▶ **Work to do**
All entries are to be given again verbatim.

Begin

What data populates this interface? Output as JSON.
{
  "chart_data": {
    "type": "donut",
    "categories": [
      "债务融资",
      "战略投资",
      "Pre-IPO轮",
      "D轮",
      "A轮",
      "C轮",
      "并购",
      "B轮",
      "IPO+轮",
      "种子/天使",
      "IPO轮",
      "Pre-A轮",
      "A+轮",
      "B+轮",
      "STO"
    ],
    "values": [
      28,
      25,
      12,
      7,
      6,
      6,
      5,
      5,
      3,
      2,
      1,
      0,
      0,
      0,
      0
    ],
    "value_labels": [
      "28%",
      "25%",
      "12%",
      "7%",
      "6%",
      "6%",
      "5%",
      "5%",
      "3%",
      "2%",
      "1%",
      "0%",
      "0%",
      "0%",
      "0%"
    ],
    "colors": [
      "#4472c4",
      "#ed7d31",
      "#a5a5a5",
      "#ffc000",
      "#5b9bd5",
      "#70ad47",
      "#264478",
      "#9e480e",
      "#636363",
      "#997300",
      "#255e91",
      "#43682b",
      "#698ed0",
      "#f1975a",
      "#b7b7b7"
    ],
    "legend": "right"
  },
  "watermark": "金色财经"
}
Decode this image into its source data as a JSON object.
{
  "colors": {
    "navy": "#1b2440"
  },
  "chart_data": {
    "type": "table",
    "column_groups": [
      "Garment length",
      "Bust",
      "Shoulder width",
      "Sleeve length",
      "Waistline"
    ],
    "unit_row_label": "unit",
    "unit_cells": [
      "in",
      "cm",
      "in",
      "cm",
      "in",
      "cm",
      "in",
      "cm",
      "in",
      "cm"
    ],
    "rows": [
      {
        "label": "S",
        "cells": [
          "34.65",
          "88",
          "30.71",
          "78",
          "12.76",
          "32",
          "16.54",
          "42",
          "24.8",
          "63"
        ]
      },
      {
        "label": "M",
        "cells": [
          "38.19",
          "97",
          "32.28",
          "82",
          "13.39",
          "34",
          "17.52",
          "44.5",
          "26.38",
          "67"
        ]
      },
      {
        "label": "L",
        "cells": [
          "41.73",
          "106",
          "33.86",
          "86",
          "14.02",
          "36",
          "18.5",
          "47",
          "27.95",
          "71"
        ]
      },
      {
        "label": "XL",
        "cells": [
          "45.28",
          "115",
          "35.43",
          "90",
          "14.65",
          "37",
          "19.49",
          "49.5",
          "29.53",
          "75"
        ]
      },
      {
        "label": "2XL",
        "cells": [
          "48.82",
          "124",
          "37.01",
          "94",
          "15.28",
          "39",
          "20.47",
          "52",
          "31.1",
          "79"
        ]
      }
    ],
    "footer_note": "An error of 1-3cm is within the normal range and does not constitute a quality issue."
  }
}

End

▶ **Task answer**
What data populates this interface? Output as JSON.
{
  "chart_data": {
    "type": "donut",
    "categories": [
      "债务融资",
      "战略投资",
      "Pre-IPO轮",
      "D轮",
      "A轮",
      "C轮",
      "并购",
      "B轮",
      "IPO+轮",
      "种子/天使",
      "IPO轮",
      "Pre-A轮",
      "A+轮",
      "B+轮",
      "STO"
    ],
    "values": [
      28,
      25,
      12,
      7,
      6,
      6,
      5,
      5,
      3,
      2,
      1,
      0,
      0,
      0,
      0
    ],
    "value_labels": [
      "28%",
      "25%",
      "12%",
      "7%",
      "6%",
      "6%",
      "5%",
      "5%",
      "3%",
      "2%",
      "1%",
      "0%",
      "0%",
      "0%",
      "0%"
    ],
    "colors": [
      "#4472c4",
      "#ed7d31",
      "#a5a5a5",
      "#ffc000",
      "#5b9bd5",
      "#70ad47",
      "#264478",
      "#9e480e",
      "#636363",
      "#997300",
      "#255e91",
      "#43682b",
      "#698ed0",
      "#f1975a",
      "#b7b7b7"
    ],
    "legend": "right"
  },
  "watermark": "金色财经"
}
Decode this image into its source data as a JSON object.
{
  "colors": {
    "navy": "#1b2440"
  },
  "chart_data": {
    "type": "table",
    "column_groups": [
      "Garment length",
      "Bust",
      "Shoulder width",
      "Sleeve length",
      "Waistline"
    ],
    "unit_row_label": "unit",
    "unit_cells": [
      "in",
      "cm",
      "in",
      "cm",
      "in",
      "cm",
      "in",
      "cm",
      "in",
      "cm"
    ],
    "rows": [
      {
        "label": "S",
        "cells": [
          "34.65",
          "88",
          "30.71",
          "78",
          "12.76",
          "32",
          "16.54",
          "42",
          "24.8",
          "63"
        ]
      },
      {
        "label": "M",
        "cells": [
          "38.19",
          "97",
          "32.28",
          "82",
          "13.39",
          "34",
          "17.52",
          "44.5",
          "26.38",
          "67"
        ]
      },
      {
        "label": "L",
        "cells": [
          "41.73",
          "106",
          "33.86",
          "86",
          "14.02",
          "36",
          "18.5",
          "47",
          "27.95",
          "71"
        ]
      },
      {
        "label": "XL",
        "cells": [
          "45.28",
          "115",
          "35.43",
          "90",
          "14.65",
          "37",
          "19.49",
          "49.5",
          "29.53",
          "75"
        ]
      },
      {
        "label": "2XL",
        "cells": [
          "48.82",
          "124",
          "37.01",
          "94",
          "15.28",
          "39",
          "20.47",
          "52",
          "31.1",
          "79"
        ]
      }
    ],
    "footer_note": "An error of 1-3cm is within the normal range and does not constitute a quality issue."
  }
}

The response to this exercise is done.